* _Exercise materials_:
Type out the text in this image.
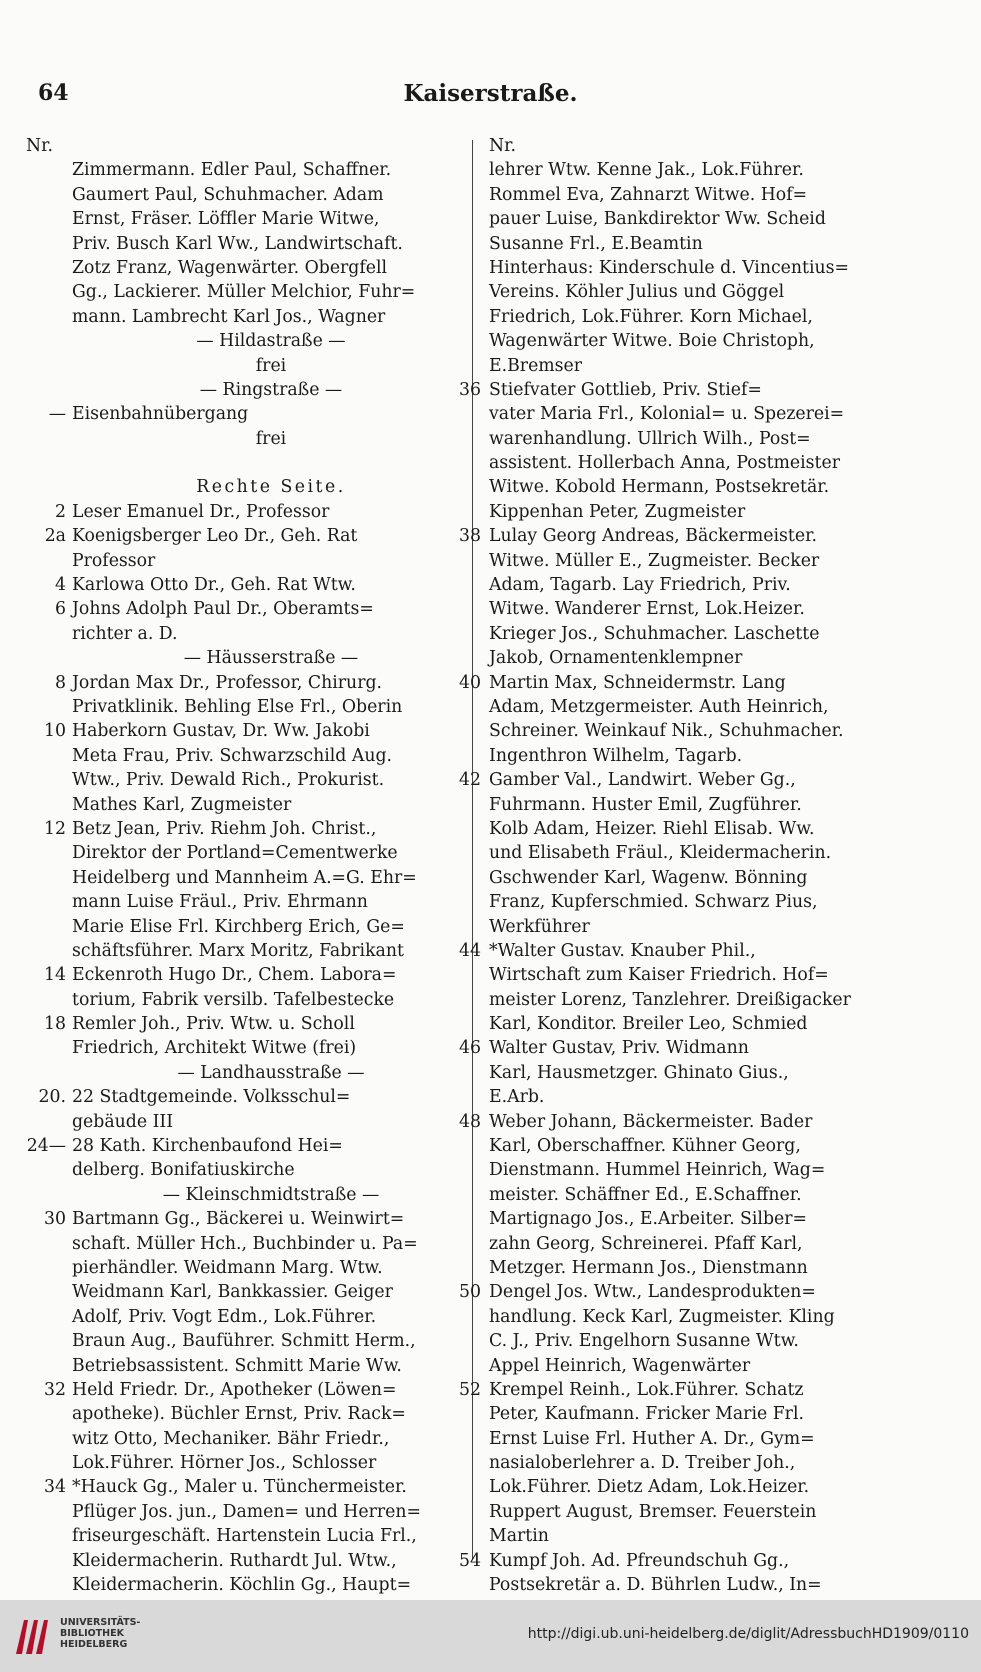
64	Kaiserstraße.
Nr.
Zimmermann. Edler Paul, Schaffner.
Gaumert Paul, Schuhmacher. Adam
Ernst, Fräser. Löffler Marie Witwe,
Priv. Busch Karl Ww., Landwirtschaft.
Zotz Franz, Wagenwärter. Obergfell
Gg., Lackierer. Müller Melchior, Fuhr=
mann. Lambrecht Karl Jos., Wagner
— Hildastraße —
frei
— Ringstraße —
— Eisenbahnübergang
frei
Rechte Seite.
2 Leser Emanuel Dr., Professor
2a Koenigsberger Leo Dr., Geh. Rat
Professor
4 Karlowa Otto Dr., Geh. Rat Wtw.
6 Johns Adolph Paul Dr., Oberamts=
richter a. D.
— Häusserstraße —
8 Jordan Max Dr., Professor, Chirurg.
Privatklinik. Behling Else Frl., Oberin
10 Haberkorn Gustav, Dr. Ww. Jakobi
Meta Frau, Priv. Schwarzschild Aug.
Wtw., Priv. Dewald Rich., Prokurist.
Mathes Karl, Zugmeister
12 Betz Jean, Priv. Riehm Joh. Christ.,
Direktor der Portland=Cementwerke
Heidelberg und Mannheim A.=G. Ehr=
mann Luise Fräul., Priv. Ehrmann
Marie Elise Frl. Kirchberg Erich, Ge=
schäftsführer. Marx Moritz, Fabrikant
14 Eckenroth Hugo Dr., Chem. Labora=
torium, Fabrik versilb. Tafelbestecke
18 Remler Joh., Priv. Wtw. u. Scholl
Friedrich, Architekt Witwe (frei)
— Landhausstraße —
20. 22 Stadtgemeinde. Volksschul=
gebäude III
24— 28 Kath. Kirchenbaufond Hei=
delberg. Bonifatiuskirche
— Kleinschmidtstraße —
30 Bartmann Gg., Bäckerei u. Weinwirt=
schaft. Müller Hch., Buchbinder u. Pa=
pierhändler. Weidmann Marg. Wtw.
Weidmann Karl, Bankkassier. Geiger
Adolf, Priv. Vogt Edm., Lok.Führer.
Braun Aug., Bauführer. Schmitt Herm.,
Betriebsassistent. Schmitt Marie Ww.
32 Held Friedr. Dr., Apotheker (Löwen=
apotheke). Büchler Ernst, Priv. Rack=
witz Otto, Mechaniker. Bähr Friedr.,
Lok.Führer. Hörner Jos., Schlosser
34 *Hauck Gg., Maler u. Tünchermeister.
Pflüger Jos. jun., Damen= und Herren=
friseurgeschäft. Hartenstein Lucia Frl.,
Kleidermacherin. Ruthardt Jul. Wtw.,
Kleidermacherin. Köchlin Gg., Haupt=
Nr.
lehrer Wtw. Kenne Jak., Lok.Führer.
Rommel Eva, Zahnarzt Witwe. Hof=
pauer Luise, Bankdirektor Ww. Scheid
Susanne Frl., E.Beamtin
Hinterhaus: Kinderschule d. Vincentius=
Vereins. Köhler Julius und Göggel
Friedrich, Lok.Führer. Korn Michael,
Wagenwärter Witwe. Boie Christoph,
E.Bremser
36 Stiefvater Gottlieb, Priv. Stief=
vater Maria Frl., Kolonial= u. Spezerei=
warenhandlung. Ullrich Wilh., Post=
assistent. Hollerbach Anna, Postmeister
Witwe. Kobold Hermann, Postsekretär.
Kippenhan Peter, Zugmeister
38 Lulay Georg Andreas, Bäckermeister.
Witwe. Müller E., Zugmeister. Becker
Adam, Tagarb. Lay Friedrich, Priv.
Witwe. Wanderer Ernst, Lok.Heizer.
Krieger Jos., Schuhmacher. Laschette
Jakob, Ornamentenklempner
40 Martin Max, Schneidermstr. Lang
Adam, Metzgermeister. Auth Heinrich,
Schreiner. Weinkauf Nik., Schuhmacher.
Ingenthron Wilhelm, Tagarb.
42 Gamber Val., Landwirt. Weber Gg.,
Fuhrmann. Huster Emil, Zugführer.
Kolb Adam, Heizer. Riehl Elisab. Ww.
und Elisabeth Fräul., Kleidermacherin.
Gschwender Karl, Wagenw. Bönning
Franz, Kupferschmied. Schwarz Pius,
Werkführer
44 *Walter Gustav. Knauber Phil.,
Wirtschaft zum Kaiser Friedrich. Hof=
meister Lorenz, Tanzlehrer. Dreißigacker
Karl, Konditor. Breiler Leo, Schmied
46 Walter Gustav, Priv. Widmann
Karl, Hausmetzger. Ghinato Gius.,
E.Arb.
48 Weber Johann, Bäckermeister. Bader
Karl, Oberschaffner. Kühner Georg,
Dienstmann. Hummel Heinrich, Wag=
meister. Schäffner Ed., E.Schaffner.
Martignago Jos., E.Arbeiter. Silber=
zahn Georg, Schreinerei. Pfaff Karl,
Metzger. Hermann Jos., Dienstmann
50 Dengel Jos. Wtw., Landesprodukten=
handlung. Keck Karl, Zugmeister. Kling
C. J., Priv. Engelhorn Susanne Wtw.
Appel Heinrich, Wagenwärter
52 Krempel Reinh., Lok.Führer. Schatz
Peter, Kaufmann. Fricker Marie Frl.
Ernst Luise Frl. Huther A. Dr., Gym=
nasialoberlehrer a. D. Treiber Joh.,
Lok.Führer. Dietz Adam, Lok.Heizer.
Ruppert August, Bremser. Feuerstein
Martin
54 Kumpf Joh. Ad. Pfreundschuh Gg.,
Postsekretär a. D. Bührlen Ludw., In=
UNIVERSITÄTS-
BIBLIOTHEK
HEIDELBERG
http://digi.ub.uni-heidelberg.de/diglit/AdressbuchHD1909/0110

* _Description of the task_:
Your task is to repeat the data above exactly while excluding the pictures.

* _Result_:
Type out the text in this image.
64	Kaiserstraße.
Nr.
Zimmermann. Edler Paul, Schaffner.
Gaumert Paul, Schuhmacher. Adam
Ernst, Fräser. Löffler Marie Witwe,
Priv. Busch Karl Ww., Landwirtschaft.
Zotz Franz, Wagenwärter. Obergfell
Gg., Lackierer. Müller Melchior, Fuhr=
mann. Lambrecht Karl Jos., Wagner
— Hildastraße —
frei
— Ringstraße —
— Eisenbahnübergang
frei
Rechte Seite.
2 Leser Emanuel Dr., Professor
2a Koenigsberger Leo Dr., Geh. Rat
Professor
4 Karlowa Otto Dr., Geh. Rat Wtw.
6 Johns Adolph Paul Dr., Oberamts=
richter a. D.
— Häusserstraße —
8 Jordan Max Dr., Professor, Chirurg.
Privatklinik. Behling Else Frl., Oberin
10 Haberkorn Gustav, Dr. Ww. Jakobi
Meta Frau, Priv. Schwarzschild Aug.
Wtw., Priv. Dewald Rich., Prokurist.
Mathes Karl, Zugmeister
12 Betz Jean, Priv. Riehm Joh. Christ.,
Direktor der Portland=Cementwerke
Heidelberg und Mannheim A.=G. Ehr=
mann Luise Fräul., Priv. Ehrmann
Marie Elise Frl. Kirchberg Erich, Ge=
schäftsführer. Marx Moritz, Fabrikant
14 Eckenroth Hugo Dr., Chem. Labora=
torium, Fabrik versilb. Tafelbestecke
18 Remler Joh., Priv. Wtw. u. Scholl
Friedrich, Architekt Witwe (frei)
— Landhausstraße —
20. 22 Stadtgemeinde. Volksschul=
gebäude III
24— 28 Kath. Kirchenbaufond Hei=
delberg. Bonifatiuskirche
— Kleinschmidtstraße —
30 Bartmann Gg., Bäckerei u. Weinwirt=
schaft. Müller Hch., Buchbinder u. Pa=
pierhändler. Weidmann Marg. Wtw.
Weidmann Karl, Bankkassier. Geiger
Adolf, Priv. Vogt Edm., Lok.Führer.
Braun Aug., Bauführer. Schmitt Herm.,
Betriebsassistent. Schmitt Marie Ww.
32 Held Friedr. Dr., Apotheker (Löwen=
apotheke). Büchler Ernst, Priv. Rack=
witz Otto, Mechaniker. Bähr Friedr.,
Lok.Führer. Hörner Jos., Schlosser
34 *Hauck Gg., Maler u. Tünchermeister.
Pflüger Jos. jun., Damen= und Herren=
friseurgeschäft. Hartenstein Lucia Frl.,
Kleidermacherin. Ruthardt Jul. Wtw.,
Kleidermacherin. Köchlin Gg., Haupt=
Nr.
lehrer Wtw. Kenne Jak., Lok.Führer.
Rommel Eva, Zahnarzt Witwe. Hof=
pauer Luise, Bankdirektor Ww. Scheid
Susanne Frl., E.Beamtin
Hinterhaus: Kinderschule d. Vincentius=
Vereins. Köhler Julius und Göggel
Friedrich, Lok.Führer. Korn Michael,
Wagenwärter Witwe. Boie Christoph,
E.Bremser
36 Stiefvater Gottlieb, Priv. Stief=
vater Maria Frl., Kolonial= u. Spezerei=
warenhandlung. Ullrich Wilh., Post=
assistent. Hollerbach Anna, Postmeister
Witwe. Kobold Hermann, Postsekretär.
Kippenhan Peter, Zugmeister
38 Lulay Georg Andreas, Bäckermeister.
Witwe. Müller E., Zugmeister. Becker
Adam, Tagarb. Lay Friedrich, Priv.
Witwe. Wanderer Ernst, Lok.Heizer.
Krieger Jos., Schuhmacher. Laschette
Jakob, Ornamentenklempner
40 Martin Max, Schneidermstr. Lang
Adam, Metzgermeister. Auth Heinrich,
Schreiner. Weinkauf Nik., Schuhmacher.
Ingenthron Wilhelm, Tagarb.
42 Gamber Val., Landwirt. Weber Gg.,
Fuhrmann. Huster Emil, Zugführer.
Kolb Adam, Heizer. Riehl Elisab. Ww.
und Elisabeth Fräul., Kleidermacherin.
Gschwender Karl, Wagenw. Bönning
Franz, Kupferschmied. Schwarz Pius,
Werkführer
44 *Walter Gustav. Knauber Phil.,
Wirtschaft zum Kaiser Friedrich. Hof=
meister Lorenz, Tanzlehrer. Dreißigacker
Karl, Konditor. Breiler Leo, Schmied
46 Walter Gustav, Priv. Widmann
Karl, Hausmetzger. Ghinato Gius.,
E.Arb.
48 Weber Johann, Bäckermeister. Bader
Karl, Oberschaffner. Kühner Georg,
Dienstmann. Hummel Heinrich, Wag=
meister. Schäffner Ed., E.Schaffner.
Martignago Jos., E.Arbeiter. Silber=
zahn Georg, Schreinerei. Pfaff Karl,
Metzger. Hermann Jos., Dienstmann
50 Dengel Jos. Wtw., Landesprodukten=
handlung. Keck Karl, Zugmeister. Kling
C. J., Priv. Engelhorn Susanne Wtw.
Appel Heinrich, Wagenwärter
52 Krempel Reinh., Lok.Führer. Schatz
Peter, Kaufmann. Fricker Marie Frl.
Ernst Luise Frl. Huther A. Dr., Gym=
nasialoberlehrer a. D. Treiber Joh.,
Lok.Führer. Dietz Adam, Lok.Heizer.
Ruppert August, Bremser. Feuerstein
Martin
54 Kumpf Joh. Ad. Pfreundschuh Gg.,
Postsekretär a. D. Bührlen Ludw., In=
UNIVERSITÄTS-
BIBLIOTHEK
HEIDELBERG
http://digi.ub.uni-heidelberg.de/diglit/AdressbuchHD1909/0110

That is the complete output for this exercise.